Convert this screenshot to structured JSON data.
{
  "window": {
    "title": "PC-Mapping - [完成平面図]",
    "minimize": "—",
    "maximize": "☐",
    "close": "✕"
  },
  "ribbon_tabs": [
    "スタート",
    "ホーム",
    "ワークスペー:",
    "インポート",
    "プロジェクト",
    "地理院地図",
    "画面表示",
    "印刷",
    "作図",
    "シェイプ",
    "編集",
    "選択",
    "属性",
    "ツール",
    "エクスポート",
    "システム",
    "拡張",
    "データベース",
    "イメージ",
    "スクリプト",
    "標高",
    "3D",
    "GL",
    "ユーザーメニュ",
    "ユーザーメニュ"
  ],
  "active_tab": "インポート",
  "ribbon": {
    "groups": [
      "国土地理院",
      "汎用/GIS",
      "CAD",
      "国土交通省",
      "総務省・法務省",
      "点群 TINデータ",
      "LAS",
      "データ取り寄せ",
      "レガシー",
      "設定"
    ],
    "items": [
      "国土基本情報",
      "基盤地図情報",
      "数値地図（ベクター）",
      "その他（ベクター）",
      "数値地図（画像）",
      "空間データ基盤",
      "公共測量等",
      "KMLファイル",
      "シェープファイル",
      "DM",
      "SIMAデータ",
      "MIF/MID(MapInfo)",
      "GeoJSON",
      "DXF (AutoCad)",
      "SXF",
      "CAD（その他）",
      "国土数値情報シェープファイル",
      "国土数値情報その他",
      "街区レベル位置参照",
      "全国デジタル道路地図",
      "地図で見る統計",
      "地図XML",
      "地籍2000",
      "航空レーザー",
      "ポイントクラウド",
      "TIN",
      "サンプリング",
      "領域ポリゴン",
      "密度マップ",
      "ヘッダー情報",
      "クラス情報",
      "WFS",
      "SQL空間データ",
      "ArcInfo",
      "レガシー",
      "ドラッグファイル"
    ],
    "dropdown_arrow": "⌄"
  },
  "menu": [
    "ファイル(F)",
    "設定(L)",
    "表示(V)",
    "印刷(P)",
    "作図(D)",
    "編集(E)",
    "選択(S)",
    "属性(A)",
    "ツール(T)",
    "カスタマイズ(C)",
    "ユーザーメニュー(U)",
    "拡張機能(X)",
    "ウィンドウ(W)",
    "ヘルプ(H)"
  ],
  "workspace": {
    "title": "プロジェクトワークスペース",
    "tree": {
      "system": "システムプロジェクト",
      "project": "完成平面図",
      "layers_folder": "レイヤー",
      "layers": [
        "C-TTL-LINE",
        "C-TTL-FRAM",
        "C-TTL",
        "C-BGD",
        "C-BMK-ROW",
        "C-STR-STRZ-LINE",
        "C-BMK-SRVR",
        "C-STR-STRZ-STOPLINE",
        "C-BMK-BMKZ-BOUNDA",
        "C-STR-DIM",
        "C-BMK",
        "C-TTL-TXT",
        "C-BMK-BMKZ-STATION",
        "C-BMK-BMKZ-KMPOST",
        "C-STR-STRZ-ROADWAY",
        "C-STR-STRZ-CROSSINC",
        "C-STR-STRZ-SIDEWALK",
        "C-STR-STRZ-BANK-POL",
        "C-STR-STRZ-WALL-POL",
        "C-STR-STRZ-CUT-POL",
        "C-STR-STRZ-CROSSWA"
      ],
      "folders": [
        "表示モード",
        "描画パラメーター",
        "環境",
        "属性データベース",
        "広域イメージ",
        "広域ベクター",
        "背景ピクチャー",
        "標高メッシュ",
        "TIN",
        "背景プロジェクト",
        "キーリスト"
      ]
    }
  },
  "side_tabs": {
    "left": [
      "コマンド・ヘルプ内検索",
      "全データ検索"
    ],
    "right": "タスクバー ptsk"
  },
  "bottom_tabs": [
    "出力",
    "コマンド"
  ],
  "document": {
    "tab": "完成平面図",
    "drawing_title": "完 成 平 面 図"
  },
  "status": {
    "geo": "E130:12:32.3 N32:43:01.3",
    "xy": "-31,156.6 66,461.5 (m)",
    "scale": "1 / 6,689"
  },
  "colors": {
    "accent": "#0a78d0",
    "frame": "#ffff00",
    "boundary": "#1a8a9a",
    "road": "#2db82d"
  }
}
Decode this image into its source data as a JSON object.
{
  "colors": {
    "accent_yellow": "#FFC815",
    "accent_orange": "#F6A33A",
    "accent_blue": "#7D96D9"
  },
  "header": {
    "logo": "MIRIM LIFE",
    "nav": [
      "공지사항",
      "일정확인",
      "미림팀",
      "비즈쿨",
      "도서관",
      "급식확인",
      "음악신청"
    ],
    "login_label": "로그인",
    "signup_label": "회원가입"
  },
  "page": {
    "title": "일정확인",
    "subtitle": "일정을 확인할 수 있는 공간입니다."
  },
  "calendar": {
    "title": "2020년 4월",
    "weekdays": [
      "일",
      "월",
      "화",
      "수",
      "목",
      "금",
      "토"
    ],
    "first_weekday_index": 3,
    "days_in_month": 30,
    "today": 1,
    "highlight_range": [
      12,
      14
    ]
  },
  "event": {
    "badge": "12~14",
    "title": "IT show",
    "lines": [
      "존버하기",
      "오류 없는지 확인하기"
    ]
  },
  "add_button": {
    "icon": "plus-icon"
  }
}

TO DO: Return all lines containing the word "BMKZ".

TASK RESULT:
        "C-BMK-BMKZ-BOUNDA",
        "C-BMK-BMKZ-STATION",
        "C-BMK-BMKZ-KMPOST",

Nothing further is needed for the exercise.